_Source passage:_
The Poker Game, solved (I think)

[ralphmerridew]

original puzzle

First, I suggest a slight change to the rules: As compensation for going second, the second player wins if both players draw royal flushes.

With that change, if I haven't made an error, the second player can win against any play by the first. (Otherwise, the game will be a simple draw.)

The first player must prevent the second player from drawing a royal flush. To do that, he must draw at least one card from TJQKA in each suit. That leaves one kicker; WLOG say it is in diamonds.

My basic strategy is as follows: Draw 5 cards of different rank, such that I threaten two straight flushes that share only cards I hold, the higher straight flush beats any SF he can draw to, any draw that blocks my higher straight flush can not beat my lower straight flush, and any draw that blocks both straight flushes has at least three different ranks without being a SF (is at best a flush).

Note: If I draw 5 different ranks, I can get a full house on my second draw against any defense. (First player would have to block ten different cards to do so, and can block at most nine, the five he held initially, and up to four on his second turn.

Call a suit strong if the first player can potentially get a SF to 9 or better on his second turn. (Alternately, the first player either has the ace of that suit or two cards within five of each other.) I block a strong suit by preventing him from drawing to SF to 9 or higher.

First, if all suits are strong, and his doubleton is QJ, JT, J9, or T9, draw KD, QS, JC, 9TH (threatening SF to KH, SF to TH), while he can, at best, draw SF to QD. To block the SF to KH, he must draw KH, QH, or JH and can no longer get an SF. To block the SF to TH, he must draw the 6H, 7H, or 8H. In addition, he must hold an ace or the doubleton (at most one of which matches the card to block the high SF, and neither matches the card to block the low SF).
If all suits are strong, and the doubleton is Jx or Tx, play as above, but take the 9D instead of the KD. While I have a duplicated rank, he would still have to block seven cards to keep me from getting a full house, and he can only block 6. The only full houses he can get while blocking both my straight flushes are jacks full and (kicker)s full; in either case, I can beat that with queens full.

Otherwise:
For the doubleton suit:
If his doubleton is AK, AQ, AT, Ax, KQ, KT, Kx, QT, Qx, I draw the jack of that suit.
If his doubleton is AJ or KJ, I draw the queen of that suit.
If his doubleton is QJ, JT, Jx, or Tx, he has at most three strong suits (or I would have used one of the above strategies. For QJ and JT, draw K8. For J8 or T8, Q7. For J(2-7 or 9) or T(2-7 or 9), draw Q8.

If he has any other strong suits, draw 9T in one, and draw J Q or K in any other strong suits, without matching the cards drawn in diamonds. (If there were two cards drawn in diamonds, then there were at most three strong suits, so this would take at most five cards. Otherwise, there was one card in diamonds, 9T in another suit, and at most 2 other cards.) If you have drawn fewer than five cards, draw any other cards of distinct rank to fill the hand. (This threatens SF to K, SF to T, and full house.)

_Brief 1:_ In the poker game post, who wins under the proposed rule change if both players draw royal flushes?
_Brief 2:_ Reproduce the part of the poker game post starting at "The first player must" and ending at "best a flush).".

_Collected material:_
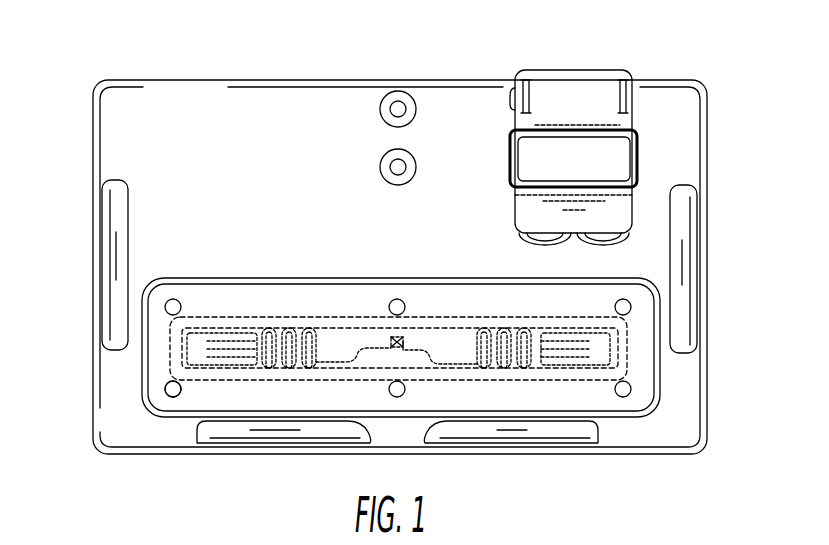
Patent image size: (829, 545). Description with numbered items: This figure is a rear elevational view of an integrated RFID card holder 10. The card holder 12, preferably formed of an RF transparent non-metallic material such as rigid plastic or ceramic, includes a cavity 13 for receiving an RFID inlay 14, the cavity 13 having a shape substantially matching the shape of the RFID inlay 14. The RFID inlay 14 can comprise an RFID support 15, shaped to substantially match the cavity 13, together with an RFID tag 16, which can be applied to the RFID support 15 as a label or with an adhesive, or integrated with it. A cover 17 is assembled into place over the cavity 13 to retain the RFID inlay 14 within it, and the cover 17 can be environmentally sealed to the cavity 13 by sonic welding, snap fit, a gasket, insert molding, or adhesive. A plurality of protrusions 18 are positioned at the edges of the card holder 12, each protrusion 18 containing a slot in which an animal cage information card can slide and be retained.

_Task answer 1:_ The second player.

_Task answer 2:_
The first player must prevent the second player from drawing a royal flush. To do that, he must draw at least one card from TJQKA in each suit. That leaves one kicker; WLOG say it is in diamonds.

My basic strategy is as follows: Draw 5 cards of different rank, such that I threaten two straight flushes that share only cards I hold, the higher straight flush beats any SF he can draw to, any draw that blocks my higher straight flush can not beat my lower straight flush, and any draw that blocks both straight flushes has at least three different ranks without being a SF (is at best a flush).